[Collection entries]
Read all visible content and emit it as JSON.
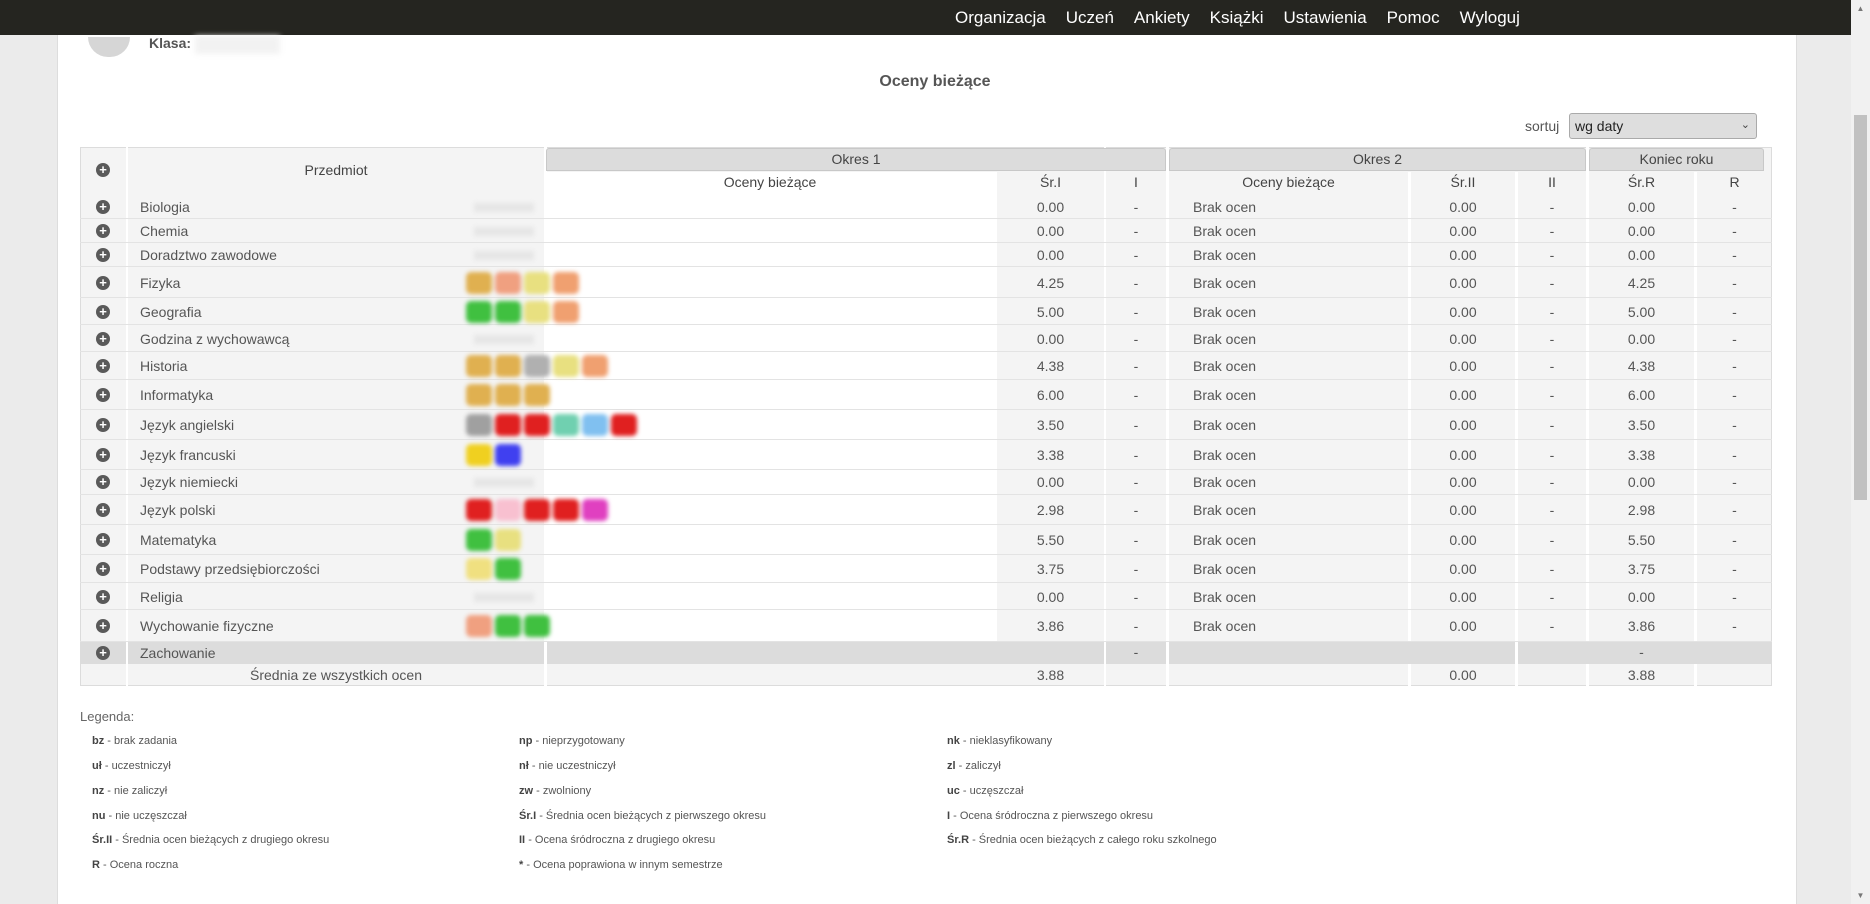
{
  "nav": [
    "Organizacja",
    "Uczeń",
    "Ankiety",
    "Książki",
    "Ustawienia",
    "Pomoc",
    "Wyloguj"
  ],
  "student": {
    "class_label": "Klasa:"
  },
  "title": "Oceny bieżące",
  "sort": {
    "label": "sortuj",
    "value": "wg daty"
  },
  "table": {
    "col_subject": "Przedmiot",
    "okres1": "Okres 1",
    "okres2": "Okres 2",
    "koniec": "Koniec roku",
    "sub": [
      "Oceny bieżące",
      "Śr.I",
      "I",
      "Oceny bieżące",
      "Śr.II",
      "II",
      "Śr.R",
      "R"
    ],
    "rows": [
      {
        "subject": "Biologia",
        "sr1": "0.00",
        "i": "-",
        "o2": "Brak ocen",
        "sr2": "0.00",
        "ii": "-",
        "srr": "0.00",
        "r": "-",
        "marks": []
      },
      {
        "subject": "Chemia",
        "sr1": "0.00",
        "i": "-",
        "o2": "Brak ocen",
        "sr2": "0.00",
        "ii": "-",
        "srr": "0.00",
        "r": "-",
        "marks": []
      },
      {
        "subject": "Doradztwo zawodowe",
        "sr1": "0.00",
        "i": "-",
        "o2": "Brak ocen",
        "sr2": "0.00",
        "ii": "-",
        "srr": "0.00",
        "r": "-",
        "marks": []
      },
      {
        "subject": "Fizyka",
        "sr1": "4.25",
        "i": "-",
        "o2": "Brak ocen",
        "sr2": "0.00",
        "ii": "-",
        "srr": "4.25",
        "r": "-",
        "marks": [
          "#e0b050",
          "#f0a080",
          "#e8e080",
          "#f0a070"
        ]
      },
      {
        "subject": "Geografia",
        "sr1": "5.00",
        "i": "-",
        "o2": "Brak ocen",
        "sr2": "0.00",
        "ii": "-",
        "srr": "5.00",
        "r": "-",
        "marks": [
          "#40c040",
          "#40c040",
          "#e8e080",
          "#f0a070"
        ]
      },
      {
        "subject": "Godzina z wychowawcą",
        "sr1": "0.00",
        "i": "-",
        "o2": "Brak ocen",
        "sr2": "0.00",
        "ii": "-",
        "srr": "0.00",
        "r": "-",
        "marks": []
      },
      {
        "subject": "Historia",
        "sr1": "4.38",
        "i": "-",
        "o2": "Brak ocen",
        "sr2": "0.00",
        "ii": "-",
        "srr": "4.38",
        "r": "-",
        "marks": [
          "#e0b050",
          "#e0b050",
          "#b0b0b0",
          "#e8e080",
          "#f0a070"
        ]
      },
      {
        "subject": "Informatyka",
        "sr1": "6.00",
        "i": "-",
        "o2": "Brak ocen",
        "sr2": "0.00",
        "ii": "-",
        "srr": "6.00",
        "r": "-",
        "marks": [
          "#e0b050",
          "#e0b050",
          "#e0b050"
        ]
      },
      {
        "subject": "Język angielski",
        "sr1": "3.50",
        "i": "-",
        "o2": "Brak ocen",
        "sr2": "0.00",
        "ii": "-",
        "srr": "3.50",
        "r": "-",
        "marks": [
          "#a0a0a0",
          "#e02020",
          "#e02020",
          "#70d0b0",
          "#80c0f0",
          "#e02020"
        ]
      },
      {
        "subject": "Język francuski",
        "sr1": "3.38",
        "i": "-",
        "o2": "Brak ocen",
        "sr2": "0.00",
        "ii": "-",
        "srr": "3.38",
        "r": "-",
        "marks": [
          "#f0d020",
          "#4040f0"
        ]
      },
      {
        "subject": "Język niemiecki",
        "sr1": "0.00",
        "i": "-",
        "o2": "Brak ocen",
        "sr2": "0.00",
        "ii": "-",
        "srr": "0.00",
        "r": "-",
        "marks": []
      },
      {
        "subject": "Język polski",
        "sr1": "2.98",
        "i": "-",
        "o2": "Brak ocen",
        "sr2": "0.00",
        "ii": "-",
        "srr": "2.98",
        "r": "-",
        "marks": [
          "#e02020",
          "#f8c0d0",
          "#e02020",
          "#e02020",
          "#e040c0"
        ]
      },
      {
        "subject": "Matematyka",
        "sr1": "5.50",
        "i": "-",
        "o2": "Brak ocen",
        "sr2": "0.00",
        "ii": "-",
        "srr": "5.50",
        "r": "-",
        "marks": [
          "#40c040",
          "#e8e080"
        ]
      },
      {
        "subject": "Podstawy przedsiębiorczości",
        "sr1": "3.75",
        "i": "-",
        "o2": "Brak ocen",
        "sr2": "0.00",
        "ii": "-",
        "srr": "3.75",
        "r": "-",
        "marks": [
          "#f0e080",
          "#40c040"
        ]
      },
      {
        "subject": "Religia",
        "sr1": "0.00",
        "i": "-",
        "o2": "Brak ocen",
        "sr2": "0.00",
        "ii": "-",
        "srr": "0.00",
        "r": "-",
        "marks": []
      },
      {
        "subject": "Wychowanie fizyczne",
        "sr1": "3.86",
        "i": "-",
        "o2": "Brak ocen",
        "sr2": "0.00",
        "ii": "-",
        "srr": "3.86",
        "r": "-",
        "marks": [
          "#f0a080",
          "#40c040",
          "#40c040"
        ]
      }
    ],
    "behavior": {
      "subject": "Zachowanie",
      "i": "-",
      "srr": "-"
    },
    "summary": {
      "label": "Średnia ze wszystkich ocen",
      "sr1": "3.88",
      "sr2": "0.00",
      "srr": "3.88"
    }
  },
  "legend": {
    "title": "Legenda:",
    "items": [
      [
        "bz",
        "- brak zadania"
      ],
      [
        "np",
        "- nieprzygotowany"
      ],
      [
        "nk",
        "- nieklasyfikowany"
      ],
      [
        "uł",
        "- uczestniczył"
      ],
      [
        "nł",
        "- nie uczestniczył"
      ],
      [
        "zl",
        "- zaliczył"
      ],
      [
        "nz",
        "- nie zaliczył"
      ],
      [
        "zw",
        "- zwolniony"
      ],
      [
        "uc",
        "- uczęszczał"
      ],
      [
        "nu",
        "- nie uczęszczał"
      ],
      [
        "Śr.I",
        "- Średnia ocen bieżących z pierwszego okresu"
      ],
      [
        "I",
        "- Ocena śródroczna z pierwszego okresu"
      ],
      [
        "Śr.II",
        "- Średnia ocen bieżących z drugiego okresu"
      ],
      [
        "II",
        "- Ocena śródroczna z drugiego okresu"
      ],
      [
        "Śr.R",
        "- Średnia ocen bieżących z całego roku szkolnego"
      ],
      [
        "R",
        "- Ocena roczna"
      ],
      [
        "*",
        "- Ocena poprawiona w innym semestrze"
      ]
    ]
  }
}
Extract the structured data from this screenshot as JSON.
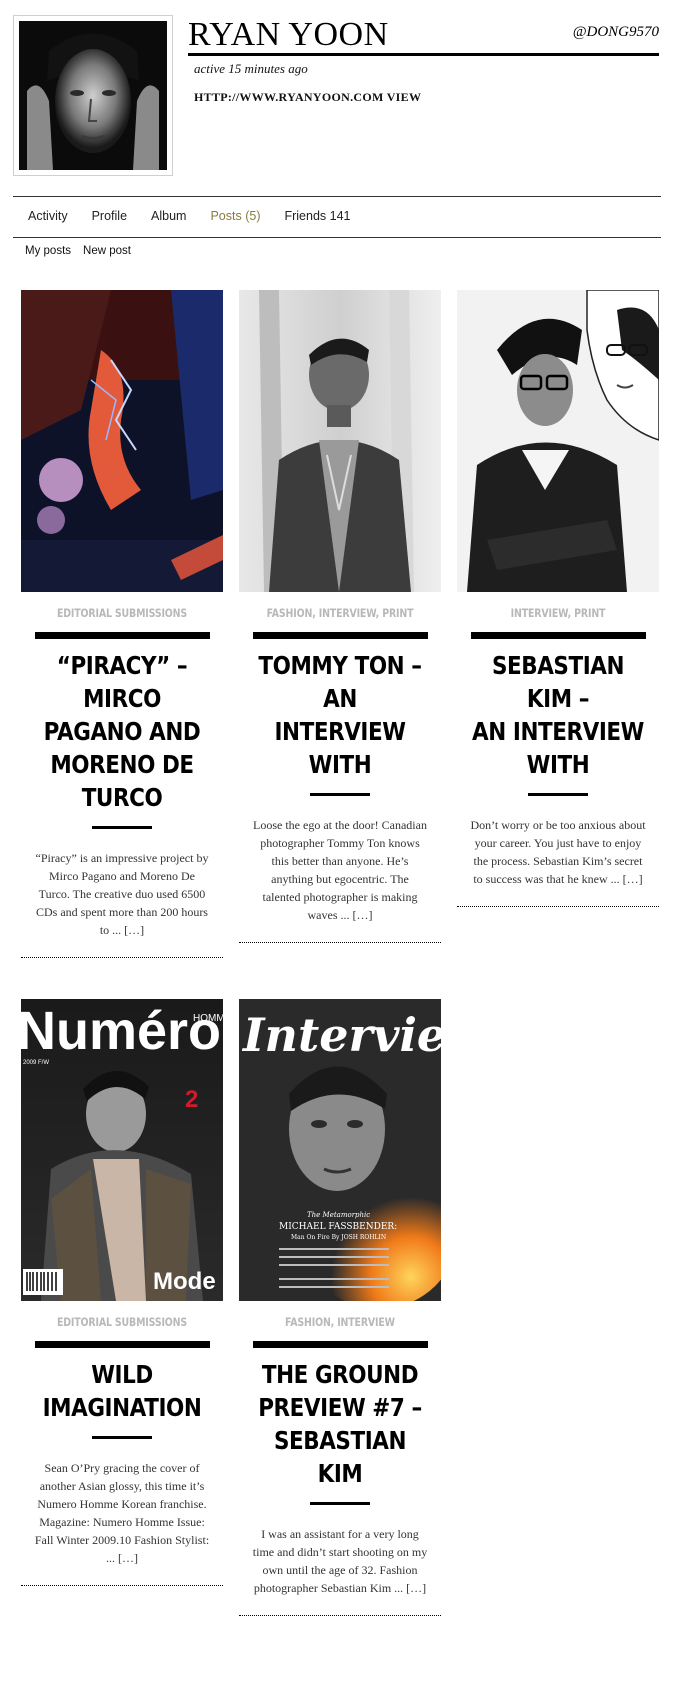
{
  "profile": {
    "name": "RYAN YOON",
    "handle": "@DONG9570",
    "active": "active 15 minutes ago",
    "website": "HTTP://WWW.RYANYOON.COM",
    "website_action": "VIEW"
  },
  "tabs": [
    {
      "label": "Activity"
    },
    {
      "label": "Profile"
    },
    {
      "label": "Album"
    },
    {
      "label": "Posts (5)"
    },
    {
      "label": "Friends 141"
    }
  ],
  "subnav": {
    "my_posts": "My posts",
    "new_post": "New post"
  },
  "posts": [
    {
      "category": "EDITORIAL SUBMISSIONS",
      "title": "“PIRACY” – MIRCO\nPAGANO AND\nMORENO DE TURCO",
      "excerpt": "“Piracy” is an impressive project by Mirco Pagano and Moreno De Turco. The creative duo used 6500 CDs and spent more than 200 hours to ...",
      "more": "[…]"
    },
    {
      "category": "FASHION, INTERVIEW, PRINT",
      "title": "TOMMY TON – AN\nINTERVIEW WITH",
      "excerpt": "Loose the ego at the door! Canadian photographer Tommy Ton knows this better than anyone. He’s anything but egocentric. The talented photographer is making waves ...",
      "more": "[…]"
    },
    {
      "category": "INTERVIEW, PRINT",
      "title": "SEBASTIAN KIM –\nAN INTERVIEW WITH",
      "excerpt": "Don’t worry or be too anxious about your career. You just have to enjoy the process. Sebastian Kim’s secret to success was that he knew ...",
      "more": "[…]"
    },
    {
      "category": "EDITORIAL SUBMISSIONS",
      "title": "WILD IMAGINATION",
      "excerpt": "Sean O’Pry gracing the cover of another Asian glossy, this time it’s Numero Homme Korean franchise. Magazine: Numero Homme Issue: Fall Winter 2009.10 Fashion Stylist: ...",
      "more": "[…]"
    },
    {
      "category": "FASHION, INTERVIEW",
      "title": "THE GROUND\nPREVIEW #7 –\nSEBASTIAN KIM",
      "excerpt": "I was an assistant for a very long time and didn’t start shooting on my own until the age of 32. Fashion photographer Sebastian Kim ...",
      "more": "[…]"
    }
  ],
  "covers": {
    "numero": {
      "masthead": "Numéro",
      "sub": "HOMME",
      "issue": "2",
      "season": "2009 F/W",
      "coverline": "Mode"
    },
    "interview": {
      "masthead": "Interview",
      "kicker": "The Metamorphic",
      "headline": "MICHAEL FASSBENDER:",
      "subline": "Man On Fire By JOSH ROHLIN"
    }
  }
}
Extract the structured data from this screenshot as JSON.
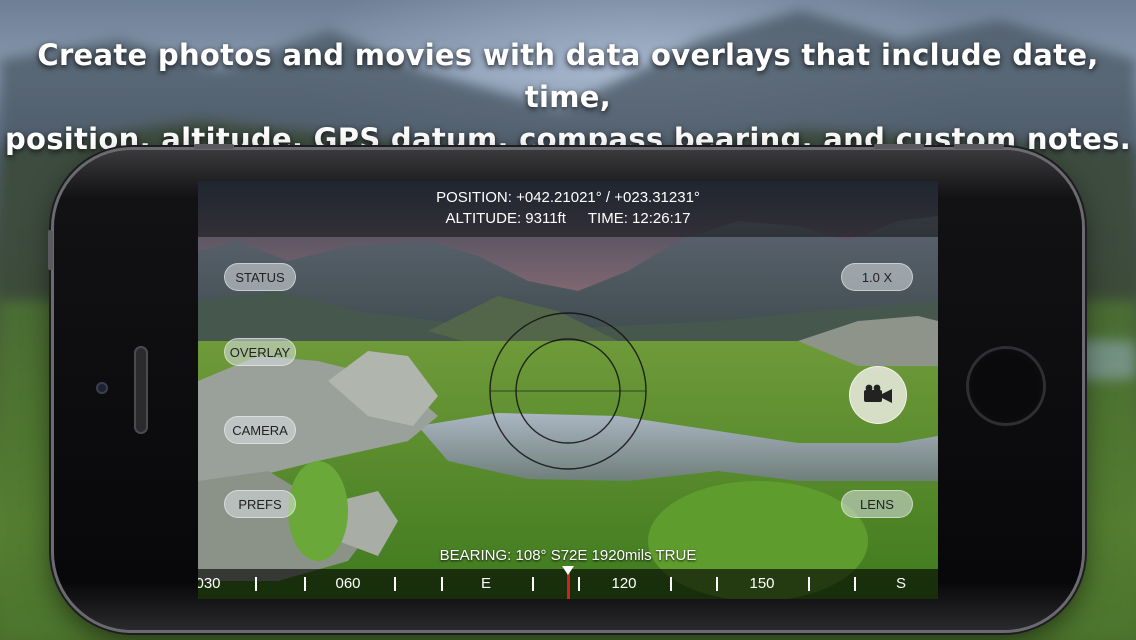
{
  "headline": {
    "line1": "Create photos and movies with data overlays that include date, time,",
    "line2": "position, altitude, GPS datum, compass bearing, and custom notes."
  },
  "overlay": {
    "position": "POSITION: +042.21021° / +023.31231°",
    "altitude": "ALTITUDE: 9311ft",
    "time": "TIME: 12:26:17",
    "bearing": "BEARING: 108° S72E  1920mils  TRUE"
  },
  "buttons": {
    "status": "STATUS",
    "overlay": "OVERLAY",
    "camera": "CAMERA",
    "prefs": "PREFS",
    "zoom": "1.0 X",
    "lens": "LENS"
  },
  "compass": {
    "labels": [
      "030",
      "060",
      "E",
      "120",
      "150",
      "S"
    ],
    "heading_degrees": 108,
    "label_color": "#ffffff",
    "needle_color": "#d42020"
  },
  "icons": {
    "record": "video-camera-icon"
  }
}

Goal of the exercise =>
Answer with one number: how many lines of the entries above include the word "bieżących".

Answer below =>
3